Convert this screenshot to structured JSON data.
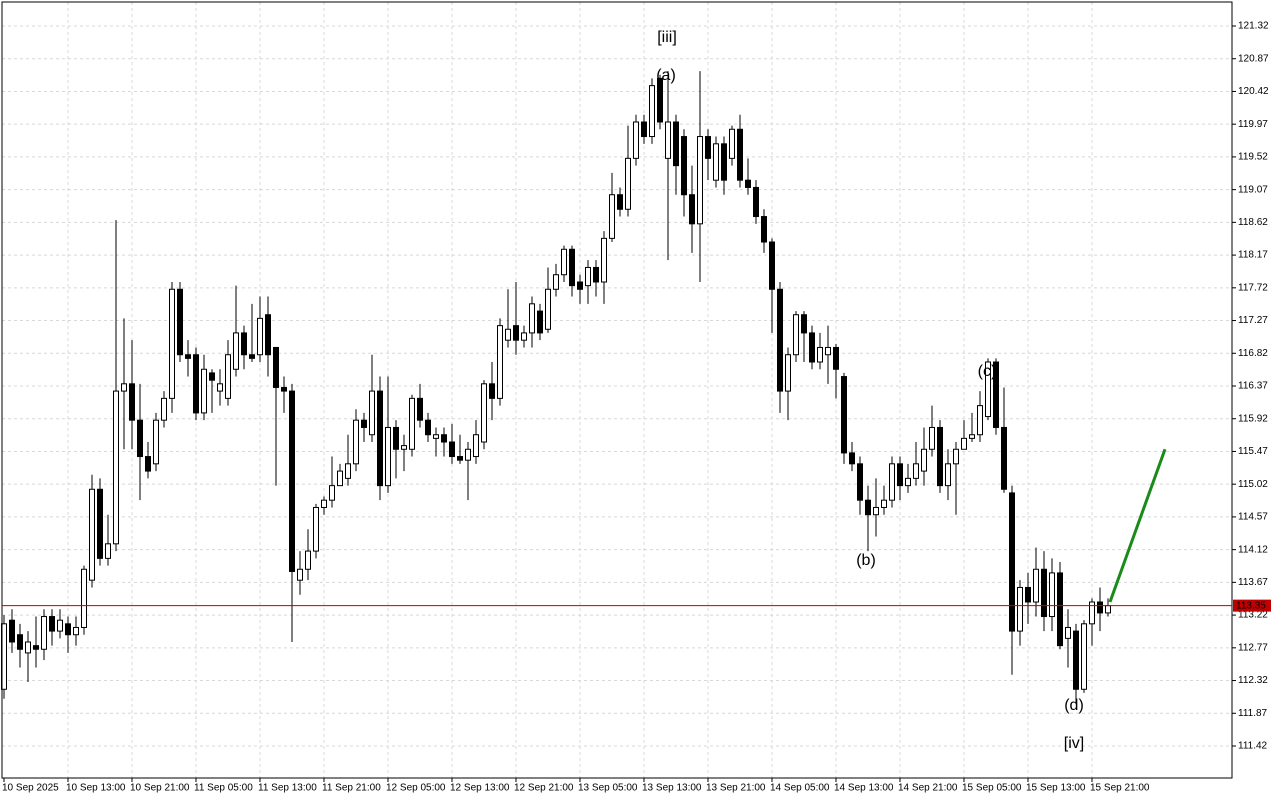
{
  "chart_data": {
    "type": "candlestick",
    "categories": [
      "10 Sep 2025",
      null,
      null,
      null,
      null,
      null,
      null,
      null,
      "10 Sep 13:00",
      null,
      null,
      null,
      null,
      null,
      null,
      null,
      "10 Sep 21:00",
      null,
      null,
      null,
      null,
      null,
      null,
      null,
      "11 Sep 05:00",
      null,
      null,
      null,
      null,
      null,
      null,
      null,
      "11 Sep 13:00",
      null,
      null,
      null,
      null,
      null,
      null,
      null,
      "11 Sep 21:00",
      null,
      null,
      null,
      null,
      null,
      null,
      null,
      "12 Sep 05:00",
      null,
      null,
      null,
      null,
      null,
      null,
      null,
      "12 Sep 13:00",
      null,
      null,
      null,
      null,
      null,
      null,
      null,
      "12 Sep 21:00",
      null,
      null,
      null,
      null,
      null,
      null,
      null,
      "13 Sep 05:00",
      null,
      null,
      null,
      null,
      null,
      null,
      null,
      "13 Sep 13:00",
      null,
      null,
      null,
      null,
      null,
      null,
      null,
      "13 Sep 21:00",
      null,
      null,
      null,
      null,
      null,
      null,
      null,
      "14 Sep 05:00",
      null,
      null,
      null,
      null,
      null,
      null,
      null,
      "14 Sep 13:00",
      null,
      null,
      null,
      null,
      null,
      null,
      null,
      "14 Sep 21:00",
      null,
      null,
      null,
      null,
      null,
      null,
      null,
      "15 Sep 05:00",
      null,
      null,
      null,
      null,
      null,
      null,
      null,
      "15 Sep 13:00",
      null,
      null,
      null,
      null,
      null,
      null,
      null,
      "15 Sep 21:00",
      null,
      null
    ],
    "ohlc": [
      [
        112.2,
        113.22,
        112.07,
        113.1
      ],
      [
        113.15,
        113.3,
        112.7,
        112.85
      ],
      [
        112.95,
        113.1,
        112.5,
        112.75
      ],
      [
        112.7,
        113.0,
        112.3,
        112.85
      ],
      [
        112.8,
        113.2,
        112.5,
        112.75
      ],
      [
        112.75,
        113.3,
        112.6,
        113.2
      ],
      [
        113.2,
        113.3,
        112.8,
        113.0
      ],
      [
        113.0,
        113.3,
        112.9,
        113.15
      ],
      [
        113.1,
        113.2,
        112.7,
        112.95
      ],
      [
        112.95,
        113.2,
        112.8,
        113.05
      ],
      [
        113.05,
        113.9,
        112.95,
        113.85
      ],
      [
        113.7,
        115.15,
        113.6,
        114.95
      ],
      [
        114.95,
        115.1,
        113.9,
        114.0
      ],
      [
        114.0,
        114.6,
        113.9,
        114.2
      ],
      [
        114.2,
        118.65,
        114.1,
        116.3
      ],
      [
        116.3,
        117.3,
        115.5,
        116.4
      ],
      [
        116.4,
        117.0,
        115.5,
        115.9
      ],
      [
        115.9,
        116.4,
        114.8,
        115.4
      ],
      [
        115.4,
        115.6,
        115.1,
        115.2
      ],
      [
        115.3,
        116.0,
        115.2,
        115.9
      ],
      [
        115.9,
        116.3,
        115.8,
        116.2
      ],
      [
        116.2,
        117.8,
        116.0,
        117.7
      ],
      [
        117.7,
        117.8,
        116.7,
        116.8
      ],
      [
        116.8,
        117.0,
        116.5,
        116.75
      ],
      [
        116.8,
        116.9,
        115.9,
        116.0
      ],
      [
        116.0,
        116.8,
        115.9,
        116.6
      ],
      [
        116.55,
        116.6,
        116.0,
        116.45
      ],
      [
        116.3,
        116.6,
        116.1,
        116.4
      ],
      [
        116.2,
        117.0,
        116.1,
        116.8
      ],
      [
        116.6,
        117.75,
        116.5,
        117.1
      ],
      [
        117.1,
        117.2,
        116.6,
        116.8
      ],
      [
        116.8,
        117.5,
        116.7,
        116.75
      ],
      [
        116.8,
        117.6,
        116.7,
        117.3
      ],
      [
        117.35,
        117.6,
        116.5,
        116.8
      ],
      [
        116.9,
        116.9,
        115.0,
        116.35
      ],
      [
        116.35,
        116.5,
        116.0,
        116.3
      ],
      [
        116.3,
        116.4,
        112.85,
        113.82
      ],
      [
        113.7,
        114.1,
        113.5,
        113.85
      ],
      [
        113.85,
        114.4,
        113.7,
        114.1
      ],
      [
        114.1,
        114.75,
        114.0,
        114.7
      ],
      [
        114.7,
        114.85,
        114.6,
        114.8
      ],
      [
        114.8,
        115.4,
        114.7,
        115.0
      ],
      [
        115.0,
        115.3,
        115.0,
        115.2
      ],
      [
        115.1,
        115.7,
        115.0,
        115.3
      ],
      [
        115.3,
        116.05,
        115.2,
        115.9
      ],
      [
        115.9,
        116.0,
        115.6,
        115.8
      ],
      [
        115.7,
        116.8,
        115.6,
        116.3
      ],
      [
        116.3,
        116.5,
        114.8,
        115.0
      ],
      [
        115.0,
        116.5,
        114.9,
        115.8
      ],
      [
        115.8,
        115.9,
        115.1,
        115.5
      ],
      [
        115.5,
        115.7,
        115.2,
        115.55
      ],
      [
        115.5,
        116.25,
        115.4,
        116.2
      ],
      [
        116.2,
        116.4,
        115.8,
        115.9
      ],
      [
        115.9,
        116.0,
        115.6,
        115.7
      ],
      [
        115.65,
        115.8,
        115.4,
        115.7
      ],
      [
        115.7,
        115.8,
        115.4,
        115.6
      ],
      [
        115.6,
        115.85,
        115.3,
        115.4
      ],
      [
        115.4,
        115.7,
        115.3,
        115.35
      ],
      [
        115.35,
        115.6,
        114.8,
        115.5
      ],
      [
        115.4,
        115.9,
        115.3,
        115.7
      ],
      [
        115.6,
        116.45,
        115.5,
        116.4
      ],
      [
        116.4,
        116.7,
        115.9,
        116.2
      ],
      [
        116.2,
        117.3,
        116.1,
        117.2
      ],
      [
        117.0,
        117.7,
        116.9,
        117.15
      ],
      [
        117.2,
        117.8,
        116.8,
        117.0
      ],
      [
        117.0,
        117.2,
        116.9,
        117.1
      ],
      [
        117.1,
        117.6,
        116.9,
        117.5
      ],
      [
        117.4,
        117.5,
        117.0,
        117.1
      ],
      [
        117.15,
        118.0,
        117.1,
        117.7
      ],
      [
        117.7,
        118.05,
        117.6,
        117.9
      ],
      [
        117.9,
        118.3,
        117.8,
        118.25
      ],
      [
        118.25,
        118.3,
        117.6,
        117.75
      ],
      [
        117.8,
        117.9,
        117.5,
        117.7
      ],
      [
        117.75,
        118.1,
        117.5,
        118.0
      ],
      [
        118.0,
        118.1,
        117.6,
        117.8
      ],
      [
        117.8,
        118.5,
        117.5,
        118.4
      ],
      [
        118.4,
        119.3,
        118.35,
        119.0
      ],
      [
        119.0,
        119.1,
        118.7,
        118.8
      ],
      [
        118.8,
        119.95,
        118.7,
        119.5
      ],
      [
        119.5,
        120.1,
        119.4,
        120.0
      ],
      [
        120.0,
        120.1,
        119.7,
        119.8
      ],
      [
        119.8,
        120.6,
        119.7,
        120.5
      ],
      [
        120.6,
        120.65,
        119.9,
        120.0
      ],
      [
        119.5,
        120.7,
        118.1,
        120.0
      ],
      [
        120.0,
        120.1,
        119.0,
        119.4
      ],
      [
        119.8,
        119.9,
        118.7,
        119.0
      ],
      [
        119.0,
        119.4,
        118.2,
        118.6
      ],
      [
        118.6,
        120.7,
        117.8,
        119.8
      ],
      [
        119.8,
        119.9,
        119.2,
        119.5
      ],
      [
        119.2,
        119.8,
        119.1,
        119.7
      ],
      [
        119.7,
        119.8,
        119.0,
        119.2
      ],
      [
        119.5,
        119.95,
        119.4,
        119.9
      ],
      [
        119.9,
        120.1,
        119.1,
        119.2
      ],
      [
        119.2,
        119.5,
        119.0,
        119.1
      ],
      [
        119.1,
        119.2,
        118.6,
        118.7
      ],
      [
        118.7,
        118.8,
        118.2,
        118.35
      ],
      [
        118.35,
        118.4,
        117.1,
        117.7
      ],
      [
        117.7,
        117.8,
        116.0,
        116.3
      ],
      [
        116.3,
        116.9,
        115.9,
        116.8
      ],
      [
        116.8,
        117.4,
        116.7,
        117.35
      ],
      [
        117.35,
        117.4,
        116.7,
        117.1
      ],
      [
        117.1,
        117.2,
        116.6,
        116.7
      ],
      [
        116.7,
        117.1,
        116.6,
        116.9
      ],
      [
        116.8,
        117.2,
        116.4,
        116.9
      ],
      [
        116.9,
        116.95,
        116.2,
        116.6
      ],
      [
        116.5,
        116.55,
        115.3,
        115.45
      ],
      [
        115.45,
        115.6,
        115.2,
        115.3
      ],
      [
        115.3,
        115.4,
        114.6,
        114.8
      ],
      [
        114.8,
        115.0,
        114.1,
        114.6
      ],
      [
        114.6,
        115.1,
        114.3,
        114.7
      ],
      [
        114.7,
        115.0,
        114.6,
        114.8
      ],
      [
        114.8,
        115.4,
        114.7,
        115.3
      ],
      [
        115.3,
        115.4,
        114.8,
        115.0
      ],
      [
        115.0,
        115.3,
        114.9,
        115.1
      ],
      [
        115.1,
        115.6,
        115.0,
        115.3
      ],
      [
        115.2,
        115.8,
        115.0,
        115.5
      ],
      [
        115.5,
        116.1,
        115.4,
        115.8
      ],
      [
        115.8,
        115.9,
        114.9,
        115.0
      ],
      [
        115.0,
        115.5,
        114.8,
        115.3
      ],
      [
        115.3,
        115.6,
        114.6,
        115.5
      ],
      [
        115.5,
        115.9,
        115.5,
        115.65
      ],
      [
        115.65,
        116.0,
        115.6,
        115.7
      ],
      [
        115.7,
        116.3,
        115.6,
        116.1
      ],
      [
        115.95,
        116.75,
        115.9,
        116.7
      ],
      [
        116.7,
        116.75,
        115.7,
        115.8
      ],
      [
        115.8,
        116.35,
        114.9,
        114.95
      ],
      [
        114.9,
        115.0,
        112.4,
        113.0
      ],
      [
        113.0,
        113.7,
        112.8,
        113.6
      ],
      [
        113.6,
        113.8,
        113.1,
        113.4
      ],
      [
        113.4,
        114.15,
        113.2,
        113.85
      ],
      [
        113.85,
        114.1,
        113.0,
        113.2
      ],
      [
        113.2,
        114.0,
        113.0,
        113.8
      ],
      [
        113.8,
        113.95,
        112.75,
        112.8
      ],
      [
        112.9,
        113.3,
        112.5,
        113.05
      ],
      [
        113.0,
        113.1,
        112.0,
        112.2
      ],
      [
        112.2,
        113.15,
        112.15,
        113.1
      ],
      [
        113.1,
        113.45,
        112.8,
        113.4
      ],
      [
        113.4,
        113.6,
        113.0,
        113.25
      ],
      [
        113.25,
        113.45,
        113.2,
        113.35
      ]
    ],
    "ylim": [
      110.98,
      121.65
    ],
    "yticks": [
      111.42,
      111.87,
      112.32,
      112.77,
      113.22,
      113.67,
      114.12,
      114.57,
      115.02,
      115.47,
      115.92,
      116.37,
      116.82,
      117.27,
      117.72,
      118.17,
      118.62,
      119.07,
      119.52,
      119.97,
      120.42,
      120.87,
      121.32
    ],
    "grid": true,
    "current_price": 113.35,
    "current_price_color": "#c00000",
    "forecast": {
      "color": "#1a8a1a",
      "values": [
        113.4,
        115.5
      ]
    },
    "annotations": [
      {
        "text": "[iii]",
        "color": "#3cc83c"
      },
      {
        "text": "(a)",
        "color": "#2233cc"
      },
      {
        "text": "(b)",
        "color": "#2233cc"
      },
      {
        "text": "(c)",
        "color": "#2233cc"
      },
      {
        "text": "(d)",
        "color": "#2233cc"
      },
      {
        "text": "[iv]",
        "color": "#3cc83c"
      }
    ]
  }
}
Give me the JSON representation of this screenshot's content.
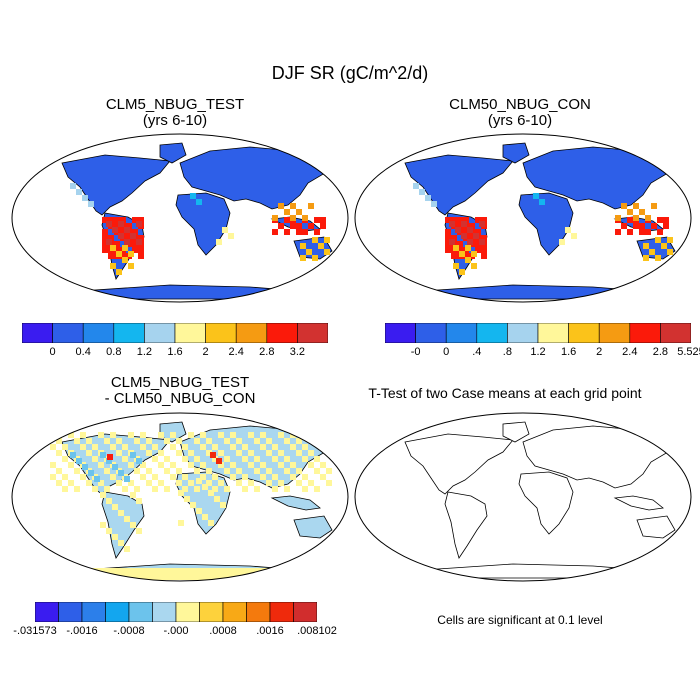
{
  "figure": {
    "title": "DJF SR (gC/m^2/d)",
    "panels": [
      {
        "id": "test",
        "title_line1": "CLM5_NBUG_TEST",
        "title_line2": "(yrs 6-10)",
        "colorbar": {
          "colors": [
            "#3a1cf0",
            "#2e5fe8",
            "#2387eb",
            "#14b6ef",
            "#a6d3ee",
            "#fff79a",
            "#fbc31a",
            "#f59b12",
            "#fb1a0a",
            "#d23230"
          ],
          "labels": [
            "0",
            "0.4",
            "0.8",
            "1.2",
            "1.6",
            "2",
            "2.4",
            "2.8",
            "3.2"
          ]
        }
      },
      {
        "id": "control",
        "title_line1": "CLM50_NBUG_CON",
        "title_line2": "(yrs 6-10)",
        "colorbar": {
          "colors": [
            "#3a1cf0",
            "#2e5fe8",
            "#2387eb",
            "#14b6ef",
            "#a6d3ee",
            "#fff79a",
            "#fbc31a",
            "#f59b12",
            "#fb1a0a",
            "#d23230"
          ],
          "labels": [
            "-0",
            "0",
            ".4",
            ".8",
            "1.2",
            "1.6",
            "2",
            "2.4",
            "2.8",
            "5.525"
          ]
        }
      },
      {
        "id": "difference",
        "title_line1": "CLM5_NBUG_TEST",
        "title_line2": "- CLM50_NBUG_CON",
        "colorbar": {
          "colors": [
            "#3a1cf0",
            "#2e5fe8",
            "#2c7fea",
            "#13a6ef",
            "#6cc3ec",
            "#aad7ef",
            "#fff79a",
            "#fdd23c",
            "#f8a916",
            "#f47a0d",
            "#ef2a0c",
            "#d12d2d"
          ],
          "labels": [
            "-.031573",
            "-.0016",
            "-.0008",
            "-.000",
            ".0008",
            ".0016",
            ".008102"
          ]
        }
      },
      {
        "id": "ttest",
        "title": "T-Test of two Case means at each grid point",
        "caption": "Cells are significant at 0.1 level"
      }
    ]
  }
}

What is needed — Report all lines of the data that include the word "grid".

Task solution —
    "grid": true,
        "title": "T-Test of two Case means at each grid point",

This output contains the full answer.